Data extracted from a collection
[Start]
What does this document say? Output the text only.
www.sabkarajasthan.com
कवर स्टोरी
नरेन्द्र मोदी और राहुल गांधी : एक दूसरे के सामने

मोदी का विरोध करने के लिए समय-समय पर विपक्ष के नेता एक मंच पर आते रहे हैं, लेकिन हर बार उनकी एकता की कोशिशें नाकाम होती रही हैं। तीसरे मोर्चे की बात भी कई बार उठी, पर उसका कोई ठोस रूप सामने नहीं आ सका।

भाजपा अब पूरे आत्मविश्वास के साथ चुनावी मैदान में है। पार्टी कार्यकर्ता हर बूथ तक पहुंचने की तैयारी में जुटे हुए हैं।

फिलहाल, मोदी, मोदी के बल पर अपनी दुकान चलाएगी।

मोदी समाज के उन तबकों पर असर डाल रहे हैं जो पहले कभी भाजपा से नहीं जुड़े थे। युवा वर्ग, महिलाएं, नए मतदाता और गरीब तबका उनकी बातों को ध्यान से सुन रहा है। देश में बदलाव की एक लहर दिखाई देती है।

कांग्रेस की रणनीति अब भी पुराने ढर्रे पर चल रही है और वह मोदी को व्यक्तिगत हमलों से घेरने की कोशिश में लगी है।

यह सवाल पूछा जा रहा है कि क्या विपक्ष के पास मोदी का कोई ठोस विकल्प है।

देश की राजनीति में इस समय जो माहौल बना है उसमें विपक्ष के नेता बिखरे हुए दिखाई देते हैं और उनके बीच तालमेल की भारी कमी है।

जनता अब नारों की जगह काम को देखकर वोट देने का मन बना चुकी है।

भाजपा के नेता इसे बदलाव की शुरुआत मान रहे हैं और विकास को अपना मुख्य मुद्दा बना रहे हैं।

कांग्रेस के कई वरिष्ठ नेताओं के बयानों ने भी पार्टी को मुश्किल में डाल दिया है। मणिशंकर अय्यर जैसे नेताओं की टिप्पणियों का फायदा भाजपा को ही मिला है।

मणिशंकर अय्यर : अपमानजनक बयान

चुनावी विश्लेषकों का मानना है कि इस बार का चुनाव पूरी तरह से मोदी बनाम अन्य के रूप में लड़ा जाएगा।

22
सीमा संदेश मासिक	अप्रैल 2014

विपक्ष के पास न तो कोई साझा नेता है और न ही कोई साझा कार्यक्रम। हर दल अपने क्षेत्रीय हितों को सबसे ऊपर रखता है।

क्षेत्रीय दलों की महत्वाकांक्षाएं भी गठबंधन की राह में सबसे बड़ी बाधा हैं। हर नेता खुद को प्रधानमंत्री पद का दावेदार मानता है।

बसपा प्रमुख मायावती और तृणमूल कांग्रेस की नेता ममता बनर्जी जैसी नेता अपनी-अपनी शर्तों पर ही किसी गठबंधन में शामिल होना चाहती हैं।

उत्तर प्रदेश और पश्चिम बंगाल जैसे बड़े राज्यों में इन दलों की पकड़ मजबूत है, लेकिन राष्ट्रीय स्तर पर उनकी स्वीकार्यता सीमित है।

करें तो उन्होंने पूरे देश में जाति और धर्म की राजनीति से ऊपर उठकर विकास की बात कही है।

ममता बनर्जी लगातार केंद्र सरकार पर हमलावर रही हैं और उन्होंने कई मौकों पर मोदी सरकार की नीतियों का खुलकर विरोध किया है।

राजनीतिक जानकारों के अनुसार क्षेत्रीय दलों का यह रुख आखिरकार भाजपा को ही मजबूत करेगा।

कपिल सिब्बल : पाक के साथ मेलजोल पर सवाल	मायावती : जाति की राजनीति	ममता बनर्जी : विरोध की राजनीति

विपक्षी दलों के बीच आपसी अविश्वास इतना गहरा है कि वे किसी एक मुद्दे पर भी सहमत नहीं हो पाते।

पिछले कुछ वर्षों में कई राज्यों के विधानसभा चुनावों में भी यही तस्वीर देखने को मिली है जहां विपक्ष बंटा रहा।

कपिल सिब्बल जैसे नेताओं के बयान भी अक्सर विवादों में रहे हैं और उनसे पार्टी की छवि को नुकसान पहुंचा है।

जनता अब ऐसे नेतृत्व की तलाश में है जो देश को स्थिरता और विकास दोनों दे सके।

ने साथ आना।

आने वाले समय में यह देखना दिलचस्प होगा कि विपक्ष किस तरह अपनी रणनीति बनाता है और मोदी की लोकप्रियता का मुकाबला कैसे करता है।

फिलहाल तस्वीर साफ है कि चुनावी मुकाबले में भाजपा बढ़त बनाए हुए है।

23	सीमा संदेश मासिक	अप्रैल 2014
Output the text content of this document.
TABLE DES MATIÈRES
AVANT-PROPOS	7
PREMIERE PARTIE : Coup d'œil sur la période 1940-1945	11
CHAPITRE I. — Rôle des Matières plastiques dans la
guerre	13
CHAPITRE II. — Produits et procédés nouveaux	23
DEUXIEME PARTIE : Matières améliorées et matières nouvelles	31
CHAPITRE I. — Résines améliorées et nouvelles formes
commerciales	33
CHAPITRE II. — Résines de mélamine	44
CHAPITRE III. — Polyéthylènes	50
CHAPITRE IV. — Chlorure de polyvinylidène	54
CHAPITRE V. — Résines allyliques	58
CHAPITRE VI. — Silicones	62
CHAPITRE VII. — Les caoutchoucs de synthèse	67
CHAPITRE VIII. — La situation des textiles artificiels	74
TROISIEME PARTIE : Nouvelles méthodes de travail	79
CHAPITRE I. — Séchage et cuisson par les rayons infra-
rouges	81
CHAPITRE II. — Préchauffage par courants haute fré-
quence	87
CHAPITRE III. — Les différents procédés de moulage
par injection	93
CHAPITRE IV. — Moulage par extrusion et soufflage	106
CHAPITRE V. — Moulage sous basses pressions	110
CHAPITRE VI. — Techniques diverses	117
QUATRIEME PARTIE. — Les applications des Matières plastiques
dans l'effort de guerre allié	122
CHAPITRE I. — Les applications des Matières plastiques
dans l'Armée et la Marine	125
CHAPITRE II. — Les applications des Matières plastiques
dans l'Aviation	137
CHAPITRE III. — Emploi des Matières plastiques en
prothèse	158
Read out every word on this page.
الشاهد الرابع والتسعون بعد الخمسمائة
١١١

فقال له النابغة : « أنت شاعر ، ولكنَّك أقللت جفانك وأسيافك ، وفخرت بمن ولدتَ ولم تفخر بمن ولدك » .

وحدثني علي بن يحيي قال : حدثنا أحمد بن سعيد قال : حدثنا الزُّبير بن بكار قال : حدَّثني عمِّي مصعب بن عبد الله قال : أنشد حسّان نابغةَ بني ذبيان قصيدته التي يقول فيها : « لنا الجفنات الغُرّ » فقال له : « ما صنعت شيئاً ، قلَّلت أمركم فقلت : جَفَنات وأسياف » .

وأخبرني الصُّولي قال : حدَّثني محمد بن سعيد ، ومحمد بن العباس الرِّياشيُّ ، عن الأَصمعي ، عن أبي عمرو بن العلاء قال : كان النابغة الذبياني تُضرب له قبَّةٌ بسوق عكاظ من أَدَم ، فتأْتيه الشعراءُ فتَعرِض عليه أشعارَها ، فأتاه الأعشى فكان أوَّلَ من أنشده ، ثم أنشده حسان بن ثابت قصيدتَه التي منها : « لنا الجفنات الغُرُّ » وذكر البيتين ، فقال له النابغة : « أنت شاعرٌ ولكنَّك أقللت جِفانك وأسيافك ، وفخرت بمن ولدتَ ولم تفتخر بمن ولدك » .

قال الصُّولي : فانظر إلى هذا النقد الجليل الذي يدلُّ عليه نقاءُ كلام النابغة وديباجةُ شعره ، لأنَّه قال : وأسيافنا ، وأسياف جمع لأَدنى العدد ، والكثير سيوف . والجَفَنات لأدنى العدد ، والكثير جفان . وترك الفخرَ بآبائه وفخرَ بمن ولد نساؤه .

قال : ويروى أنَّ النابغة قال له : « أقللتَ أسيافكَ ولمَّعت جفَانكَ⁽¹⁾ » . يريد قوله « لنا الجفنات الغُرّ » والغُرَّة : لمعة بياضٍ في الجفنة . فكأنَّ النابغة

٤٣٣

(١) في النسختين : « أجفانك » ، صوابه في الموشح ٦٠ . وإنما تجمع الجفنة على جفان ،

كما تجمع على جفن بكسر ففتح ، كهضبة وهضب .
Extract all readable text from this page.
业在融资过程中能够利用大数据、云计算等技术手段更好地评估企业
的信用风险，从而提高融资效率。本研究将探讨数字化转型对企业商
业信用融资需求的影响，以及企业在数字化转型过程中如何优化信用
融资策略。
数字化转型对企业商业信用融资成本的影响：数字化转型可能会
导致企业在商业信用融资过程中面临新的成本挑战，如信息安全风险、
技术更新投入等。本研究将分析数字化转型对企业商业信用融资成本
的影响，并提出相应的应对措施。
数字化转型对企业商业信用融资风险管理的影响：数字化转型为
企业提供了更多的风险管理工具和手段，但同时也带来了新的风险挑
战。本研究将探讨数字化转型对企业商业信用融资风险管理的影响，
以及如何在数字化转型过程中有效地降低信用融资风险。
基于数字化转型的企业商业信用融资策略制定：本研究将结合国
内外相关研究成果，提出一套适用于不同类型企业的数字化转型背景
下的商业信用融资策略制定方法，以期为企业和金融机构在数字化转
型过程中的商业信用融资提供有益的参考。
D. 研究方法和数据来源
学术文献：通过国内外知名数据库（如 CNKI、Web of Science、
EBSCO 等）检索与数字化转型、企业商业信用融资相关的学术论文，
[End]
▶ TASK TO COMPLETE: Note each line of the entries that has "page" in it, and copy those lines.

▶ ANSWER BELOW:
Read out every word on this page.
Extract all readable text from this page.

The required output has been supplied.